**Problem to solve**. Print out every line, exactly as written.

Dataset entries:
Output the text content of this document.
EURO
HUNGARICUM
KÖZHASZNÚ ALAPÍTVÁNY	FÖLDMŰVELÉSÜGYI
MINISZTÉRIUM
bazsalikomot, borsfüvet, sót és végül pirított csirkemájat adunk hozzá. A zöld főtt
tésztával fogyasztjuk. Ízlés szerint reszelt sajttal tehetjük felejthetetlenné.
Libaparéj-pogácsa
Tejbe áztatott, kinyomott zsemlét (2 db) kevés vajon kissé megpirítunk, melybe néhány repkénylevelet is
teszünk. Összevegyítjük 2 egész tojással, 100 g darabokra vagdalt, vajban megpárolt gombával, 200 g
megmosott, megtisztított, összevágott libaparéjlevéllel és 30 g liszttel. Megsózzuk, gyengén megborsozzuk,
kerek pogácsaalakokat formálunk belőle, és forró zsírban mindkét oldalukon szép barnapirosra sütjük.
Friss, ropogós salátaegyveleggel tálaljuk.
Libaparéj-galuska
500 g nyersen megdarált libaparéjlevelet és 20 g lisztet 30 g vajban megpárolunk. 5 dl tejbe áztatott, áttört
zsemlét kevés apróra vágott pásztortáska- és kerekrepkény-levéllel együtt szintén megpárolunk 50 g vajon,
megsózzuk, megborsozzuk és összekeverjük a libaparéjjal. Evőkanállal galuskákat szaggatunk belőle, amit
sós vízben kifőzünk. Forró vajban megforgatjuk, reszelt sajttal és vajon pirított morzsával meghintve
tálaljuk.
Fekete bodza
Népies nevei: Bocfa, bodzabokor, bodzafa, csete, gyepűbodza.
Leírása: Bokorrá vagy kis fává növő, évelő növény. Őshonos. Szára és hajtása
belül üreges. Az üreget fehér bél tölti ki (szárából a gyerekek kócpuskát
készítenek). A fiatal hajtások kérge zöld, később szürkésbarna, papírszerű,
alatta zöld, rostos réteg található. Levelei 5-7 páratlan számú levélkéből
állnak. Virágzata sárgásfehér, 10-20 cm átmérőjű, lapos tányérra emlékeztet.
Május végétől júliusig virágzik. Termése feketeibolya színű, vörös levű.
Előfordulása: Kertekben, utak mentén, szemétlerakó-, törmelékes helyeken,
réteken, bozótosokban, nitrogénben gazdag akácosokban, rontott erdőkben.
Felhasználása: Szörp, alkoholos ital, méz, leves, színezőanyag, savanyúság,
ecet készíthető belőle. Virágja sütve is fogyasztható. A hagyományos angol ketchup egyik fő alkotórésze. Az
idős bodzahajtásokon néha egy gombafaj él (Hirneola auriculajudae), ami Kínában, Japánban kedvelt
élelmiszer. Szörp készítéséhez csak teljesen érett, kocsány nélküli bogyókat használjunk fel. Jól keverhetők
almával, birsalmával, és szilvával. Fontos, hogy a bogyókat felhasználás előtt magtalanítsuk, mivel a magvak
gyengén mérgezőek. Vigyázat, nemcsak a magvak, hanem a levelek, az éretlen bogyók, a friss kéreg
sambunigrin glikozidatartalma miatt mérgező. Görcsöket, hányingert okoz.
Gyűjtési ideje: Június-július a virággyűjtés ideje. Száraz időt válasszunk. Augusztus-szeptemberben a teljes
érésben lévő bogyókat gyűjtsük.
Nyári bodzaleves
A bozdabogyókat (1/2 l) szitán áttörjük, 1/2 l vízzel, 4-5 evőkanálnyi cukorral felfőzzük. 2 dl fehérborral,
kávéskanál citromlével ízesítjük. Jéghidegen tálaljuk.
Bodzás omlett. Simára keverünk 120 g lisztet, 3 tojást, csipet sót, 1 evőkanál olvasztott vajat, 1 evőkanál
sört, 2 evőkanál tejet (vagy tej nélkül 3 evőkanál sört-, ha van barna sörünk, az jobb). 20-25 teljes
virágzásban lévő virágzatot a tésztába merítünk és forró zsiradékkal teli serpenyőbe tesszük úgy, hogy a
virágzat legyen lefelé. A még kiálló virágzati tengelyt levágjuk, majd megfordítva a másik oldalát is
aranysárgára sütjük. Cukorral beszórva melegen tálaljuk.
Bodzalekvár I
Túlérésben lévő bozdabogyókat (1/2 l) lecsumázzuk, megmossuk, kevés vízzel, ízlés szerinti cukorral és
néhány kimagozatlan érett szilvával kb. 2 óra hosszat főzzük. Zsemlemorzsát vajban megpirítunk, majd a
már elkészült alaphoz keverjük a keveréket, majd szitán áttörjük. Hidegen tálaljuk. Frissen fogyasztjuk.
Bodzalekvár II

**Response**.
Output the text content of this document.
EURO
HUNGARICUM
KÖZHASZNÚ ALAPÍTVÁNY	FÖLDMŰVELÉSÜGYI
MINISZTÉRIUM
bazsalikomot, borsfüvet, sót és végül pirított csirkemájat adunk hozzá. A zöld főtt
tésztával fogyasztjuk. Ízlés szerint reszelt sajttal tehetjük felejthetetlenné.
Libaparéj-pogácsa
Tejbe áztatott, kinyomott zsemlét (2 db) kevés vajon kissé megpirítunk, melybe néhány repkénylevelet is
teszünk. Összevegyítjük 2 egész tojással, 100 g darabokra vagdalt, vajban megpárolt gombával, 200 g
megmosott, megtisztított, összevágott libaparéjlevéllel és 30 g liszttel. Megsózzuk, gyengén megborsozzuk,
kerek pogácsaalakokat formálunk belőle, és forró zsírban mindkét oldalukon szép barnapirosra sütjük.
Friss, ropogós salátaegyveleggel tálaljuk.
Libaparéj-galuska
500 g nyersen megdarált libaparéjlevelet és 20 g lisztet 30 g vajban megpárolunk. 5 dl tejbe áztatott, áttört
zsemlét kevés apróra vágott pásztortáska- és kerekrepkény-levéllel együtt szintén megpárolunk 50 g vajon,
megsózzuk, megborsozzuk és összekeverjük a libaparéjjal. Evőkanállal galuskákat szaggatunk belőle, amit
sós vízben kifőzünk. Forró vajban megforgatjuk, reszelt sajttal és vajon pirított morzsával meghintve
tálaljuk.
Fekete bodza
Népies nevei: Bocfa, bodzabokor, bodzafa, csete, gyepűbodza.
Leírása: Bokorrá vagy kis fává növő, évelő növény. Őshonos. Szára és hajtása
belül üreges. Az üreget fehér bél tölti ki (szárából a gyerekek kócpuskát
készítenek). A fiatal hajtások kérge zöld, később szürkésbarna, papírszerű,
alatta zöld, rostos réteg található. Levelei 5-7 páratlan számú levélkéből
állnak. Virágzata sárgásfehér, 10-20 cm átmérőjű, lapos tányérra emlékeztet.
Május végétől júliusig virágzik. Termése feketeibolya színű, vörös levű.
Előfordulása: Kertekben, utak mentén, szemétlerakó-, törmelékes helyeken,
réteken, bozótosokban, nitrogénben gazdag akácosokban, rontott erdőkben.
Felhasználása: Szörp, alkoholos ital, méz, leves, színezőanyag, savanyúság,
ecet készíthető belőle. Virágja sütve is fogyasztható. A hagyományos angol ketchup egyik fő alkotórésze. Az
idős bodzahajtásokon néha egy gombafaj él (Hirneola auriculajudae), ami Kínában, Japánban kedvelt
élelmiszer. Szörp készítéséhez csak teljesen érett, kocsány nélküli bogyókat használjunk fel. Jól keverhetők
almával, birsalmával, és szilvával. Fontos, hogy a bogyókat felhasználás előtt magtalanítsuk, mivel a magvak
gyengén mérgezőek. Vigyázat, nemcsak a magvak, hanem a levelek, az éretlen bogyók, a friss kéreg
sambunigrin glikozidatartalma miatt mérgező. Görcsöket, hányingert okoz.
Gyűjtési ideje: Június-július a virággyűjtés ideje. Száraz időt válasszunk. Augusztus-szeptemberben a teljes
érésben lévő bogyókat gyűjtsük.
Nyári bodzaleves
A bozdabogyókat (1/2 l) szitán áttörjük, 1/2 l vízzel, 4-5 evőkanálnyi cukorral felfőzzük. 2 dl fehérborral,
kávéskanál citromlével ízesítjük. Jéghidegen tálaljuk.
Bodzás omlett. Simára keverünk 120 g lisztet, 3 tojást, csipet sót, 1 evőkanál olvasztott vajat, 1 evőkanál
sört, 2 evőkanál tejet (vagy tej nélkül 3 evőkanál sört-, ha van barna sörünk, az jobb). 20-25 teljes
virágzásban lévő virágzatot a tésztába merítünk és forró zsiradékkal teli serpenyőbe tesszük úgy, hogy a
virágzat legyen lefelé. A még kiálló virágzati tengelyt levágjuk, majd megfordítva a másik oldalát is
aranysárgára sütjük. Cukorral beszórva melegen tálaljuk.
Bodzalekvár I
Túlérésben lévő bozdabogyókat (1/2 l) lecsumázzuk, megmossuk, kevés vízzel, ízlés szerinti cukorral és
néhány kimagozatlan érett szilvával kb. 2 óra hosszat főzzük. Zsemlemorzsát vajban megpirítunk, majd a
már elkészült alaphoz keverjük a keveréket, majd szitán áttörjük. Hidegen tálaljuk. Frissen fogyasztjuk.
Bodzalekvár II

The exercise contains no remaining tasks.